Review the lines that follow and copy each one that contains the word "full".

=====

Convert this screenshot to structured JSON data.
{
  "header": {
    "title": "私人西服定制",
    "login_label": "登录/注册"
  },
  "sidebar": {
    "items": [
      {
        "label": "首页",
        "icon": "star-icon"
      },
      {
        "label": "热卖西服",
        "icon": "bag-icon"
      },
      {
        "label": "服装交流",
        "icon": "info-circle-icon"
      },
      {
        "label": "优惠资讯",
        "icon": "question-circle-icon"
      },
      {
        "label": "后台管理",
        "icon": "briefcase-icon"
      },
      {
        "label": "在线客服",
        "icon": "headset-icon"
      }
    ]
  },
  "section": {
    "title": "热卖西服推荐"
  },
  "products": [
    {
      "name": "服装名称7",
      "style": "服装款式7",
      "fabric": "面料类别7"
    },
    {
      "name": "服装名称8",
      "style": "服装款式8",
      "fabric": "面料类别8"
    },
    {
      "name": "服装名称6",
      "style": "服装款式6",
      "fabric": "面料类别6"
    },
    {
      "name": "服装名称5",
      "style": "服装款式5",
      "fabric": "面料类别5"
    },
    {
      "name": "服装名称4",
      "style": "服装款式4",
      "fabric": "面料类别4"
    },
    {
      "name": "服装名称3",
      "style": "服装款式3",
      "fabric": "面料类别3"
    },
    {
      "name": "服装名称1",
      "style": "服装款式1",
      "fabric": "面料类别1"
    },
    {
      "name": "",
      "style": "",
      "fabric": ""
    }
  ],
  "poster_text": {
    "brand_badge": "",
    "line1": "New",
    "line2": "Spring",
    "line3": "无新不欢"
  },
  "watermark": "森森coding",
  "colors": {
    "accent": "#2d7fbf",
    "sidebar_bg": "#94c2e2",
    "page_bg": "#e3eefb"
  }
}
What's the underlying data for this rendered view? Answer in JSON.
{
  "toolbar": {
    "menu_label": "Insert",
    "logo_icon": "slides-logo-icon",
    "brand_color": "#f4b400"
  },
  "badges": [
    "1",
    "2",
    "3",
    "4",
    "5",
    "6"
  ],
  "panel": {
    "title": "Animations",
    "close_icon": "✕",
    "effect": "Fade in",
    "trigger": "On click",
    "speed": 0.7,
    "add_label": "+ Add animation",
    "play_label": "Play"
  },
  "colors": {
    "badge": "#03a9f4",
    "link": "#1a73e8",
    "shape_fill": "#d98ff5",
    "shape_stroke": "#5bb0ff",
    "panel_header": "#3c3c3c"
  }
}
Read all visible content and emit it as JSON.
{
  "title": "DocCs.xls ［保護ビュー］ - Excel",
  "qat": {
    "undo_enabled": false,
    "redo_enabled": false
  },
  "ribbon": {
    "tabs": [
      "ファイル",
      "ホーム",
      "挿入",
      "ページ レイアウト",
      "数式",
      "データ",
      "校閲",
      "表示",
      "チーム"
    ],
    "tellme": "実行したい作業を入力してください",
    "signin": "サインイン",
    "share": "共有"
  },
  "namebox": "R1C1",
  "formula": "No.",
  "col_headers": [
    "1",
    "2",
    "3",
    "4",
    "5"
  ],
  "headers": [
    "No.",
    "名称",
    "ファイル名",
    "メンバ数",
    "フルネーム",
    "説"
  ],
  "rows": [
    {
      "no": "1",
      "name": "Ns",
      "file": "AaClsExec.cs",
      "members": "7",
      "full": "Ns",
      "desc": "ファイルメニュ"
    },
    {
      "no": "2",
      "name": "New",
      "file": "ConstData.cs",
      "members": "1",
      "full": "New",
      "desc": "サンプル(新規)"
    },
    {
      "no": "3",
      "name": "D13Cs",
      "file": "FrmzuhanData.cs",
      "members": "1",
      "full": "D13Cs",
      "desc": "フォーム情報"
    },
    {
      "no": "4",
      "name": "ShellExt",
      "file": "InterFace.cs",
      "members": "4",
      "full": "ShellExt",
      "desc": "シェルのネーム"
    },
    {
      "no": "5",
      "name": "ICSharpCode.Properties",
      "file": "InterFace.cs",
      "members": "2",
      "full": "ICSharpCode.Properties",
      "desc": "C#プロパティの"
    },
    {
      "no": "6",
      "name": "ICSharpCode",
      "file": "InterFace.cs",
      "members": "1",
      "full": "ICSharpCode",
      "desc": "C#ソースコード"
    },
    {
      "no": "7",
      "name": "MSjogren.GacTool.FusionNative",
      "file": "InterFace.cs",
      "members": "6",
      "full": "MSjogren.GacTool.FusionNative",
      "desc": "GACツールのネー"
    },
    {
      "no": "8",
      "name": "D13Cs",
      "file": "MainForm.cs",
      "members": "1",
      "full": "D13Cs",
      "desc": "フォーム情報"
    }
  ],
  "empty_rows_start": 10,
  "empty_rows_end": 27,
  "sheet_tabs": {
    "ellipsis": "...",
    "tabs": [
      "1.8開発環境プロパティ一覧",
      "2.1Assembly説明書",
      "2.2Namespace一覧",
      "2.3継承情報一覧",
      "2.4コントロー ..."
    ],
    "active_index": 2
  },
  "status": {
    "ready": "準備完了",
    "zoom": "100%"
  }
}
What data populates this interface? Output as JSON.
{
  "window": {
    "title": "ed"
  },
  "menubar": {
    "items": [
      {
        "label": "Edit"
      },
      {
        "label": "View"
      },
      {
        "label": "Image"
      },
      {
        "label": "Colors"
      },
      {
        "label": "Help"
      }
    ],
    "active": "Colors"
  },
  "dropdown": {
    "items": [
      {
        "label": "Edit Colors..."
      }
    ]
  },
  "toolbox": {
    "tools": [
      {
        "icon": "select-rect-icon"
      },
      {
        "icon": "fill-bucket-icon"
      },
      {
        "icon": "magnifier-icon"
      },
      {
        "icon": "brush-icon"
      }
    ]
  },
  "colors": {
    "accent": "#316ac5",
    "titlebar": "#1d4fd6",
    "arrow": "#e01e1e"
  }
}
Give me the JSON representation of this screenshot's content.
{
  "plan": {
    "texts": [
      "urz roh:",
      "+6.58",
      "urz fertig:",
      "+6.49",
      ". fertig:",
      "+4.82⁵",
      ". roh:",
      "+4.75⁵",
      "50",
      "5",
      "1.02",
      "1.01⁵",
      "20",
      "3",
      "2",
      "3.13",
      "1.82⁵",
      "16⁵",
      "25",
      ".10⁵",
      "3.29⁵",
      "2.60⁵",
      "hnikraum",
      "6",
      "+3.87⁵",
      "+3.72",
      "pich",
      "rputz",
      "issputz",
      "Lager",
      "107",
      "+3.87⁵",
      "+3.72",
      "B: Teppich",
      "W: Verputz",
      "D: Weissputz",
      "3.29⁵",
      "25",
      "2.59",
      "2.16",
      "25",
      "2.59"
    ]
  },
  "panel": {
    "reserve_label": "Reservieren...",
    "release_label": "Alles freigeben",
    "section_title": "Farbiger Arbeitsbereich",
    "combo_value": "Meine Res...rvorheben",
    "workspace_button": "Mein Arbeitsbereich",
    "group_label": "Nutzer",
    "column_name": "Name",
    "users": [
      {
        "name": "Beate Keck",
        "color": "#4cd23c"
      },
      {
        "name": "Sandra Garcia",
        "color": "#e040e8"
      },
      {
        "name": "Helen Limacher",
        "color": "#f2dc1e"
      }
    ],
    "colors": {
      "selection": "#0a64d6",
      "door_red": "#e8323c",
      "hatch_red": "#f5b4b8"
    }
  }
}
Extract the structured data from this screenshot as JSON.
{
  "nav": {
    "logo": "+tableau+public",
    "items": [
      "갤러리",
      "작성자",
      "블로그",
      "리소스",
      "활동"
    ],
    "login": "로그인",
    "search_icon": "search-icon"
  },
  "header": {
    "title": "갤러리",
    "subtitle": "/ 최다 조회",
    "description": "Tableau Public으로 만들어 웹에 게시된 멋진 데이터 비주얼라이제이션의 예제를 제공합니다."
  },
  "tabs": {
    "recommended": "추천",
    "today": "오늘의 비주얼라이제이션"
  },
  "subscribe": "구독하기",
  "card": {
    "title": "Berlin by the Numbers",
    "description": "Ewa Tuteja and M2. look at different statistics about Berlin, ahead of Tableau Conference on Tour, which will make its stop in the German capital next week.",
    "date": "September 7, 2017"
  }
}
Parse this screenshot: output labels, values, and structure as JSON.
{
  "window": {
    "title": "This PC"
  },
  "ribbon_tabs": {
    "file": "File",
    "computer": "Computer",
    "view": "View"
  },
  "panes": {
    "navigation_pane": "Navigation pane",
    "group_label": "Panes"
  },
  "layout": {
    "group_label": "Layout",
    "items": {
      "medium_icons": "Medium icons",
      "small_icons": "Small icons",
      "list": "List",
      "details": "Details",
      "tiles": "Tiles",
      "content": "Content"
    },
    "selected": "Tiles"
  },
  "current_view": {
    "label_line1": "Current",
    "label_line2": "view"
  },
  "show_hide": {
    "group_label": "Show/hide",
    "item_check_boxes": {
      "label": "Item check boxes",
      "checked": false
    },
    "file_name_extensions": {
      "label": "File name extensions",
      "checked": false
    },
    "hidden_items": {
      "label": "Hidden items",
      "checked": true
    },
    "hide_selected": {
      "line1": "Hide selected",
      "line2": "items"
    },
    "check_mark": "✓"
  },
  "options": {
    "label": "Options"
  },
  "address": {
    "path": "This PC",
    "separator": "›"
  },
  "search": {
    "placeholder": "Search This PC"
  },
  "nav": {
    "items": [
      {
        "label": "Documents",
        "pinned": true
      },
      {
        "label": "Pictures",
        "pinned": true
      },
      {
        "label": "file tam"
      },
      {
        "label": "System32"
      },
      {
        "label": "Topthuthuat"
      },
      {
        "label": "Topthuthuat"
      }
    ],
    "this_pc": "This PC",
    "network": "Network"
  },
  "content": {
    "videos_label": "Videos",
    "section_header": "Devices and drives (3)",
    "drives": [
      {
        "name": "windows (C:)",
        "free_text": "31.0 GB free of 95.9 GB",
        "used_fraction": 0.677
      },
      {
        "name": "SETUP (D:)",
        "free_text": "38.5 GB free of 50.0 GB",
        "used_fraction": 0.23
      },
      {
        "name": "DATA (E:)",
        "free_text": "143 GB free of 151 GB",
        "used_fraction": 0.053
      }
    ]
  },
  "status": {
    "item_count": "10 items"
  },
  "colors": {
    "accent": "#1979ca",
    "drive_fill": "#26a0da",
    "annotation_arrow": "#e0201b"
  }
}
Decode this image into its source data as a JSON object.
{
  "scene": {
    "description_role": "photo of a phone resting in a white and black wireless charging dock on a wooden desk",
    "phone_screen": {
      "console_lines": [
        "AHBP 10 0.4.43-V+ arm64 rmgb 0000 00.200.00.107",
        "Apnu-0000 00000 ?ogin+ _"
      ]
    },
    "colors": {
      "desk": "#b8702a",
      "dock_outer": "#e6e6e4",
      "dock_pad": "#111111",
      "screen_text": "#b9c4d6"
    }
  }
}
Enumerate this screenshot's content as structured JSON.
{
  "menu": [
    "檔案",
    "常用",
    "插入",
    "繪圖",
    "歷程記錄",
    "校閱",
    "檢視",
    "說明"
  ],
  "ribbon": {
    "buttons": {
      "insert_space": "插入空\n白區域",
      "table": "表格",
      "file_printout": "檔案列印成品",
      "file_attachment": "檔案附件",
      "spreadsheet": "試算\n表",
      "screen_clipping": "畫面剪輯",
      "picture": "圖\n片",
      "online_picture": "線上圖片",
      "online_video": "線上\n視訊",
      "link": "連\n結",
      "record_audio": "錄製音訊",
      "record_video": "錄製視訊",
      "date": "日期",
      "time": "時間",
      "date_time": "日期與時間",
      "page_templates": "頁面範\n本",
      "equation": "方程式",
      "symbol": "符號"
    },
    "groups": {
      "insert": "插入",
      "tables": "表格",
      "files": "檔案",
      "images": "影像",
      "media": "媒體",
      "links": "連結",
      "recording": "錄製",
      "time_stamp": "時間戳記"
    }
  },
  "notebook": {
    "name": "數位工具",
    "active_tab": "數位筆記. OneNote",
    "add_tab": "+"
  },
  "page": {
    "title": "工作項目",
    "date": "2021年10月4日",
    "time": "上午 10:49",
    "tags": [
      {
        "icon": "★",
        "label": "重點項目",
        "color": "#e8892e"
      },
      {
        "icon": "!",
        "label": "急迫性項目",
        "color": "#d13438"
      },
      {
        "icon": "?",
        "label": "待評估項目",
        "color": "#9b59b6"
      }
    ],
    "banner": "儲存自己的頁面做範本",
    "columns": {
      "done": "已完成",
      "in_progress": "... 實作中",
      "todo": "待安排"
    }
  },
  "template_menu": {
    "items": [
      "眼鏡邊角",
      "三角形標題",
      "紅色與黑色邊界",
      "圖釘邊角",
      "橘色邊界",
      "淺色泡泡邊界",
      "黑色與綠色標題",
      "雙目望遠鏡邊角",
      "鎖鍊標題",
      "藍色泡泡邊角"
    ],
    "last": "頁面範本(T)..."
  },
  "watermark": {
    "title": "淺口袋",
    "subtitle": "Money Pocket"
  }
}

=====

# Correct answer
      "full": "Ns",
      "full": "New",
      "full": "D13Cs",
      "full": "ShellExt",
      "full": "ICSharpCode.Properties",
      "full": "ICSharpCode",
      "full": "MSjogren.GacTool.FusionNative",
      "full": "D13Cs",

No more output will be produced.